#### PROBLEM TO WORK ON
Reproduce each of the lines word for word.

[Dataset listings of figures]
** Begin **

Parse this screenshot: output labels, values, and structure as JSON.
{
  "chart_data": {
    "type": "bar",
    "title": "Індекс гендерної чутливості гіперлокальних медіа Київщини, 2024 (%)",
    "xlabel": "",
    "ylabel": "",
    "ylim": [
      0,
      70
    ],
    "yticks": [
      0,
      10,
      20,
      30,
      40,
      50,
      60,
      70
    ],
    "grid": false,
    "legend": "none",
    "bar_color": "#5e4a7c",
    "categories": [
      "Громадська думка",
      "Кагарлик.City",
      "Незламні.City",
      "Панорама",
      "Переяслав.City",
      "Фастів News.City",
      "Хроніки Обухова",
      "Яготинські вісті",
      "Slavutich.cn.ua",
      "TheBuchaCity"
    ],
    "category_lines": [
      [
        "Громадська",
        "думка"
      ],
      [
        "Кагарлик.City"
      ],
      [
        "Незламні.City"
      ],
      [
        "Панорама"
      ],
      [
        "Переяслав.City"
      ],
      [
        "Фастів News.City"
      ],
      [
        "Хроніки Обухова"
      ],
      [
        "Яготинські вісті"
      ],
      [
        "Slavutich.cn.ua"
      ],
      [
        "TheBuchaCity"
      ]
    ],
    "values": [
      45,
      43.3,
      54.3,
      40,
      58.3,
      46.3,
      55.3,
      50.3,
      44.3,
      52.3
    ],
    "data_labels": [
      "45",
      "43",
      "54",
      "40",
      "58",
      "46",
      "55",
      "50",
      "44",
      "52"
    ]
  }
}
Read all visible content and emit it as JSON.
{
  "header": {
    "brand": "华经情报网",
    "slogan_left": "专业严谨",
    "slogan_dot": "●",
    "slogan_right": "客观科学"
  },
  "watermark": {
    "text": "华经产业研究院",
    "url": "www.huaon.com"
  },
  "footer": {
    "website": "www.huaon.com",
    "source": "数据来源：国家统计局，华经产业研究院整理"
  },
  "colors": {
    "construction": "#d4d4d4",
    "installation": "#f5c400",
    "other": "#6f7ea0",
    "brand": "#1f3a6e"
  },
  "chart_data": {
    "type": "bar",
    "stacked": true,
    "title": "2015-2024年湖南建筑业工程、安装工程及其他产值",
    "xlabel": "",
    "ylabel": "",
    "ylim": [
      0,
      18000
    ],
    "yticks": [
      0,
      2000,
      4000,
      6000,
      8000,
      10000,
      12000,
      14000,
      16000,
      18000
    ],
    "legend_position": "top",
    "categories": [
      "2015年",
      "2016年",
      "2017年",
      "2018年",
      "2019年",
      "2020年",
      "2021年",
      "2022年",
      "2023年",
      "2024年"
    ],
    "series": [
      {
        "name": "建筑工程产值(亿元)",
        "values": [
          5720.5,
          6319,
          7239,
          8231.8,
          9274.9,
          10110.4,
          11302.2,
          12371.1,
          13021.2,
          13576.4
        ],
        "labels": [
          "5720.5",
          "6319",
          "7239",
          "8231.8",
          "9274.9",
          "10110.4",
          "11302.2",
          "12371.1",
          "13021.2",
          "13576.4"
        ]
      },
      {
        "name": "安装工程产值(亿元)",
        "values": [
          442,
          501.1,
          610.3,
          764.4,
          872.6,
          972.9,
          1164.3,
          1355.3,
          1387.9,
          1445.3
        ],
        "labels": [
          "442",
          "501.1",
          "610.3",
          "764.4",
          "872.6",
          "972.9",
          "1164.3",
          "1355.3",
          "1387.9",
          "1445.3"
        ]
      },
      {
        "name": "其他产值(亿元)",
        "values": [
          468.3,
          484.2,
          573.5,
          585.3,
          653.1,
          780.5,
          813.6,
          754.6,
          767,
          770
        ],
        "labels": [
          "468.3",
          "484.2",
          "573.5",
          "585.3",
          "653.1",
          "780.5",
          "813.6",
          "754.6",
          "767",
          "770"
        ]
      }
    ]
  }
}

** End **

#### FINAL RESULT
Parse this screenshot: output labels, values, and structure as JSON.
{
  "chart_data": {
    "type": "bar",
    "title": "Індекс гендерної чутливості гіперлокальних медіа Київщини, 2024 (%)",
    "xlabel": "",
    "ylabel": "",
    "ylim": [
      0,
      70
    ],
    "yticks": [
      0,
      10,
      20,
      30,
      40,
      50,
      60,
      70
    ],
    "grid": false,
    "legend": "none",
    "bar_color": "#5e4a7c",
    "categories": [
      "Громадська думка",
      "Кагарлик.City",
      "Незламні.City",
      "Панорама",
      "Переяслав.City",
      "Фастів News.City",
      "Хроніки Обухова",
      "Яготинські вісті",
      "Slavutich.cn.ua",
      "TheBuchaCity"
    ],
    "category_lines": [
      [
        "Громадська",
        "думка"
      ],
      [
        "Кагарлик.City"
      ],
      [
        "Незламні.City"
      ],
      [
        "Панорама"
      ],
      [
        "Переяслав.City"
      ],
      [
        "Фастів News.City"
      ],
      [
        "Хроніки Обухова"
      ],
      [
        "Яготинські вісті"
      ],
      [
        "Slavutich.cn.ua"
      ],
      [
        "TheBuchaCity"
      ]
    ],
    "values": [
      45,
      43.3,
      54.3,
      40,
      58.3,
      46.3,
      55.3,
      50.3,
      44.3,
      52.3
    ],
    "data_labels": [
      "45",
      "43",
      "54",
      "40",
      "58",
      "46",
      "55",
      "50",
      "44",
      "52"
    ]
  }
}
Read all visible content and emit it as JSON.
{
  "header": {
    "brand": "华经情报网",
    "slogan_left": "专业严谨",
    "slogan_dot": "●",
    "slogan_right": "客观科学"
  },
  "watermark": {
    "text": "华经产业研究院",
    "url": "www.huaon.com"
  },
  "footer": {
    "website": "www.huaon.com",
    "source": "数据来源：国家统计局，华经产业研究院整理"
  },
  "colors": {
    "construction": "#d4d4d4",
    "installation": "#f5c400",
    "other": "#6f7ea0",
    "brand": "#1f3a6e"
  },
  "chart_data": {
    "type": "bar",
    "stacked": true,
    "title": "2015-2024年湖南建筑业工程、安装工程及其他产值",
    "xlabel": "",
    "ylabel": "",
    "ylim": [
      0,
      18000
    ],
    "yticks": [
      0,
      2000,
      4000,
      6000,
      8000,
      10000,
      12000,
      14000,
      16000,
      18000
    ],
    "legend_position": "top",
    "categories": [
      "2015年",
      "2016年",
      "2017年",
      "2018年",
      "2019年",
      "2020年",
      "2021年",
      "2022年",
      "2023年",
      "2024年"
    ],
    "series": [
      {
        "name": "建筑工程产值(亿元)",
        "values": [
          5720.5,
          6319,
          7239,
          8231.8,
          9274.9,
          10110.4,
          11302.2,
          12371.1,
          13021.2,
          13576.4
        ],
        "labels": [
          "5720.5",
          "6319",
          "7239",
          "8231.8",
          "9274.9",
          "10110.4",
          "11302.2",
          "12371.1",
          "13021.2",
          "13576.4"
        ]
      },
      {
        "name": "安装工程产值(亿元)",
        "values": [
          442,
          501.1,
          610.3,
          764.4,
          872.6,
          972.9,
          1164.3,
          1355.3,
          1387.9,
          1445.3
        ],
        "labels": [
          "442",
          "501.1",
          "610.3",
          "764.4",
          "872.6",
          "972.9",
          "1164.3",
          "1355.3",
          "1387.9",
          "1445.3"
        ]
      },
      {
        "name": "其他产值(亿元)",
        "values": [
          468.3,
          484.2,
          573.5,
          585.3,
          653.1,
          780.5,
          813.6,
          754.6,
          767,
          770
        ],
        "labels": [
          "468.3",
          "484.2",
          "573.5",
          "585.3",
          "653.1",
          "780.5",
          "813.6",
          "754.6",
          "767",
          "770"
        ]
      }
    ]
  }
}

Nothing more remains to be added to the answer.